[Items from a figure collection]

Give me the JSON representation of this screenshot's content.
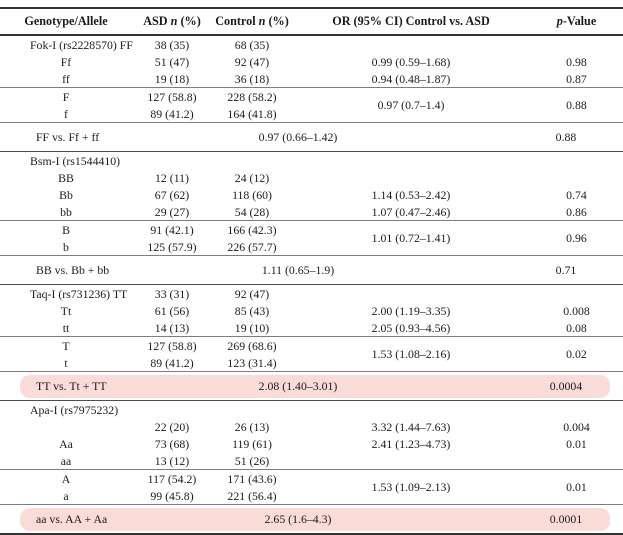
{
  "colors": {
    "highlight": "#f9dbd7",
    "heavy": "#333333",
    "group": "#4d4d4d",
    "light": "#7d7d7d",
    "text": "#1b1b1b"
  },
  "header": {
    "columns": [
      {
        "pre": "Genotype/Allele",
        "it": "",
        "post": ""
      },
      {
        "pre": "ASD ",
        "it": "n",
        "post": " (%)"
      },
      {
        "pre": "Control ",
        "it": "n",
        "post": " (%)"
      },
      {
        "pre": "OR (95% CI) Control vs. ASD",
        "it": "",
        "post": ""
      },
      {
        "pre": "",
        "it": "p",
        "post": "-Value"
      }
    ]
  },
  "sections": [
    {
      "type": "genotypes",
      "border": "none",
      "rows": [
        {
          "label": "Fok-I (rs2228570) FF",
          "left": true,
          "asd": "38 (35)",
          "control": "68 (35)",
          "or": "",
          "p": ""
        },
        {
          "label": "Ff",
          "asd": "51 (47)",
          "control": "92 (47)",
          "or": "0.99 (0.59–1.68)",
          "p": "0.98"
        },
        {
          "label": "ff",
          "asd": "19 (18)",
          "control": "36 (18)",
          "or": "0.94 (0.48–1.87)",
          "p": "0.87"
        }
      ]
    },
    {
      "type": "pair",
      "border": "thin",
      "or": "0.97 (0.7–1.4)",
      "p": "0.88",
      "rows": [
        {
          "label": "F",
          "asd": "127 (58.8)",
          "control": "228 (58.2)"
        },
        {
          "label": "f",
          "asd": "89 (41.2)",
          "control": "164 (41.8)"
        }
      ]
    },
    {
      "type": "vs",
      "border": "thin",
      "label": "FF vs. Ff + ff",
      "or": "0.97 (0.66–1.42)",
      "p": "0.88",
      "highlight": false
    },
    {
      "type": "genotypes",
      "border": "group",
      "rows": [
        {
          "label": "Bsm-I (rs1544410)",
          "left": true,
          "asd": "",
          "control": "",
          "or": "",
          "p": ""
        },
        {
          "label": "BB",
          "asd": "12 (11)",
          "control": "24 (12)",
          "or": "",
          "p": ""
        },
        {
          "label": "Bb",
          "asd": "67 (62)",
          "control": "118 (60)",
          "or": "1.14 (0.53–2.42)",
          "p": "0.74"
        },
        {
          "label": "bb",
          "asd": "29 (27)",
          "control": "54 (28)",
          "or": "1.07 (0.47–2.46)",
          "p": "0.86"
        }
      ]
    },
    {
      "type": "pair",
      "border": "thin",
      "or": "1.01 (0.72–1.41)",
      "p": "0.96",
      "rows": [
        {
          "label": "B",
          "asd": "91 (42.1)",
          "control": "166 (42.3)"
        },
        {
          "label": "b",
          "asd": "125 (57.9)",
          "control": "226 (57.7)"
        }
      ]
    },
    {
      "type": "vs",
      "border": "thin",
      "label": "BB vs. Bb + bb",
      "or": "1.11 (0.65–1.9)",
      "p": "0.71",
      "highlight": false
    },
    {
      "type": "genotypes",
      "border": "group",
      "rows": [
        {
          "label": "Taq-I (rs731236) TT",
          "left": true,
          "asd": "33 (31)",
          "control": "92 (47)",
          "or": "",
          "p": ""
        },
        {
          "label": "Tt",
          "asd": "61 (56)",
          "control": "85 (43)",
          "or": "2.00 (1.19–3.35)",
          "p": "0.008"
        },
        {
          "label": "tt",
          "asd": "14 (13)",
          "control": "19 (10)",
          "or": "2.05 (0.93–4.56)",
          "p": "0.08"
        }
      ]
    },
    {
      "type": "pair",
      "border": "thin",
      "or": "1.53 (1.08–2.16)",
      "p": "0.02",
      "rows": [
        {
          "label": "T",
          "asd": "127 (58.8)",
          "control": "269 (68.6)"
        },
        {
          "label": "t",
          "asd": "89 (41.2)",
          "control": "123 (31.4)"
        }
      ]
    },
    {
      "type": "vs",
      "border": "thin",
      "label": "TT vs. Tt + TT",
      "or": "2.08 (1.40–3.01)",
      "p": "0.0004",
      "highlight": true
    },
    {
      "type": "genotypes",
      "border": "group",
      "rows": [
        {
          "label": "Apa-I (rs7975232)",
          "left": true,
          "asd": "",
          "control": "",
          "or": "",
          "p": ""
        },
        {
          "label": "",
          "asd": "22 (20)",
          "control": "26 (13)",
          "or": "3.32 (1.44–7.63)",
          "p": "0.004"
        },
        {
          "label": "Aa",
          "asd": "73 (68)",
          "control": "119 (61)",
          "or": "2.41 (1.23–4.73)",
          "p": "0.01"
        },
        {
          "label": "aa",
          "asd": "13 (12)",
          "control": "51 (26)",
          "or": "",
          "p": ""
        }
      ]
    },
    {
      "type": "pair",
      "border": "thin",
      "or": "1.53 (1.09–2.13)",
      "p": "0.01",
      "rows": [
        {
          "label": "A",
          "asd": "117 (54.2)",
          "control": "171 (43.6)"
        },
        {
          "label": "a",
          "asd": "99 (45.8)",
          "control": "221 (56.4)"
        }
      ]
    },
    {
      "type": "vs",
      "border": "thin",
      "label": "aa vs. AA + Aa",
      "or": "2.65 (1.6–4.3)",
      "p": "0.0001",
      "highlight": true
    }
  ]
}
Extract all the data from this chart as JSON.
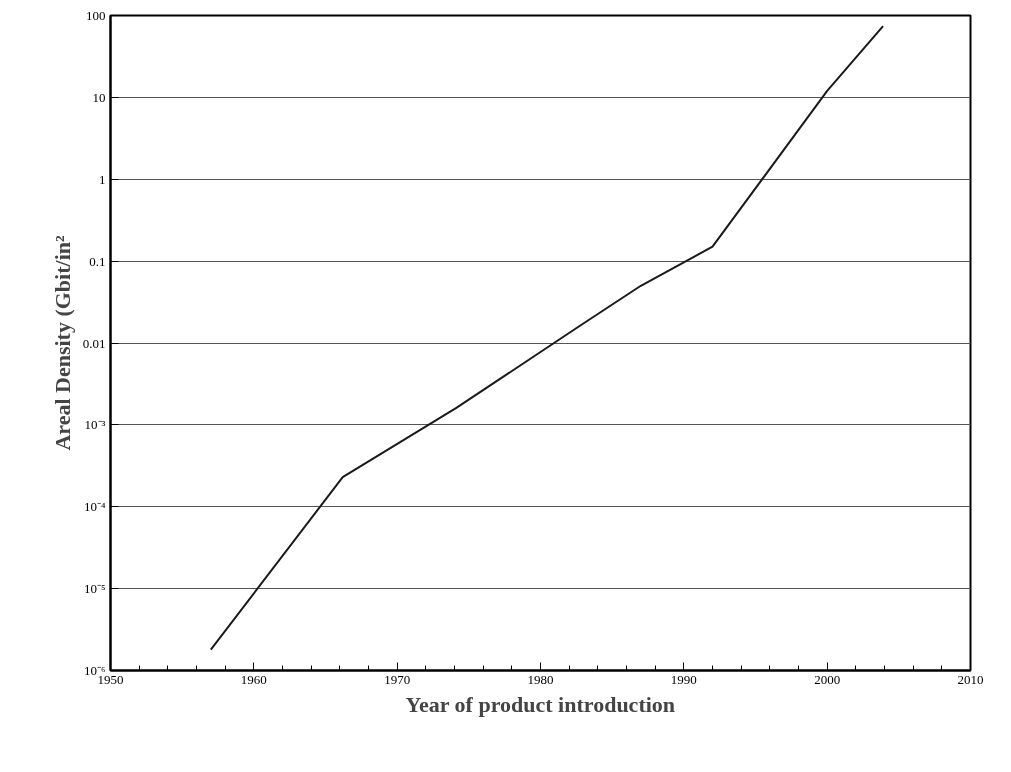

Challenge = Output an exact copy of the material, with the pictures removed.

Task solution =
Give me the JSON representation of this screenshot's content.
{
  "colors": {
    "highlight": "#f9dbd7",
    "heavy": "#333333",
    "group": "#4d4d4d",
    "light": "#7d7d7d",
    "text": "#1b1b1b"
  },
  "header": {
    "columns": [
      {
        "pre": "Genotype/Allele",
        "it": "",
        "post": ""
      },
      {
        "pre": "ASD ",
        "it": "n",
        "post": " (%)"
      },
      {
        "pre": "Control ",
        "it": "n",
        "post": " (%)"
      },
      {
        "pre": "OR (95% CI) Control vs. ASD",
        "it": "",
        "post": ""
      },
      {
        "pre": "",
        "it": "p",
        "post": "-Value"
      }
    ]
  },
  "sections": [
    {
      "type": "genotypes",
      "border": "none",
      "rows": [
        {
          "label": "Fok-I (rs2228570) FF",
          "left": true,
          "asd": "38 (35)",
          "control": "68 (35)",
          "or": "",
          "p": ""
        },
        {
          "label": "Ff",
          "asd": "51 (47)",
          "control": "92 (47)",
          "or": "0.99 (0.59–1.68)",
          "p": "0.98"
        },
        {
          "label": "ff",
          "asd": "19 (18)",
          "control": "36 (18)",
          "or": "0.94 (0.48–1.87)",
          "p": "0.87"
        }
      ]
    },
    {
      "type": "pair",
      "border": "thin",
      "or": "0.97 (0.7–1.4)",
      "p": "0.88",
      "rows": [
        {
          "label": "F",
          "asd": "127 (58.8)",
          "control": "228 (58.2)"
        },
        {
          "label": "f",
          "asd": "89 (41.2)",
          "control": "164 (41.8)"
        }
      ]
    },
    {
      "type": "vs",
      "border": "thin",
      "label": "FF vs. Ff + ff",
      "or": "0.97 (0.66–1.42)",
      "p": "0.88",
      "highlight": false
    },
    {
      "type": "genotypes",
      "border": "group",
      "rows": [
        {
          "label": "Bsm-I (rs1544410)",
          "left": true,
          "asd": "",
          "control": "",
          "or": "",
          "p": ""
        },
        {
          "label": "BB",
          "asd": "12 (11)",
          "control": "24 (12)",
          "or": "",
          "p": ""
        },
        {
          "label": "Bb",
          "asd": "67 (62)",
          "control": "118 (60)",
          "or": "1.14 (0.53–2.42)",
          "p": "0.74"
        },
        {
          "label": "bb",
          "asd": "29 (27)",
          "control": "54 (28)",
          "or": "1.07 (0.47–2.46)",
          "p": "0.86"
        }
      ]
    },
    {
      "type": "pair",
      "border": "thin",
      "or": "1.01 (0.72–1.41)",
      "p": "0.96",
      "rows": [
        {
          "label": "B",
          "asd": "91 (42.1)",
          "control": "166 (42.3)"
        },
        {
          "label": "b",
          "asd": "125 (57.9)",
          "control": "226 (57.7)"
        }
      ]
    },
    {
      "type": "vs",
      "border": "thin",
      "label": "BB vs. Bb + bb",
      "or": "1.11 (0.65–1.9)",
      "p": "0.71",
      "highlight": false
    },
    {
      "type": "genotypes",
      "border": "group",
      "rows": [
        {
          "label": "Taq-I (rs731236) TT",
          "left": true,
          "asd": "33 (31)",
          "control": "92 (47)",
          "or": "",
          "p": ""
        },
        {
          "label": "Tt",
          "asd": "61 (56)",
          "control": "85 (43)",
          "or": "2.00 (1.19–3.35)",
          "p": "0.008"
        },
        {
          "label": "tt",
          "asd": "14 (13)",
          "control": "19 (10)",
          "or": "2.05 (0.93–4.56)",
          "p": "0.08"
        }
      ]
    },
    {
      "type": "pair",
      "border": "thin",
      "or": "1.53 (1.08–2.16)",
      "p": "0.02",
      "rows": [
        {
          "label": "T",
          "asd": "127 (58.8)",
          "control": "269 (68.6)"
        },
        {
          "label": "t",
          "asd": "89 (41.2)",
          "control": "123 (31.4)"
        }
      ]
    },
    {
      "type": "vs",
      "border": "thin",
      "label": "TT vs. Tt + TT",
      "or": "2.08 (1.40–3.01)",
      "p": "0.0004",
      "highlight": true
    },
    {
      "type": "genotypes",
      "border": "group",
      "rows": [
        {
          "label": "Apa-I (rs7975232)",
          "left": true,
          "asd": "",
          "control": "",
          "or": "",
          "p": ""
        },
        {
          "label": "",
          "asd": "22 (20)",
          "control": "26 (13)",
          "or": "3.32 (1.44–7.63)",
          "p": "0.004"
        },
        {
          "label": "Aa",
          "asd": "73 (68)",
          "control": "119 (61)",
          "or": "2.41 (1.23–4.73)",
          "p": "0.01"
        },
        {
          "label": "aa",
          "asd": "13 (12)",
          "control": "51 (26)",
          "or": "",
          "p": ""
        }
      ]
    },
    {
      "type": "pair",
      "border": "thin",
      "or": "1.53 (1.09–2.13)",
      "p": "0.01",
      "rows": [
        {
          "label": "A",
          "asd": "117 (54.2)",
          "control": "171 (43.6)"
        },
        {
          "label": "a",
          "asd": "99 (45.8)",
          "control": "221 (56.4)"
        }
      ]
    },
    {
      "type": "vs",
      "border": "thin",
      "label": "aa vs. AA + Aa",
      "or": "2.65 (1.6–4.3)",
      "p": "0.0001",
      "highlight": true
    }
  ]
}
Extract all the data from this chart as JSON.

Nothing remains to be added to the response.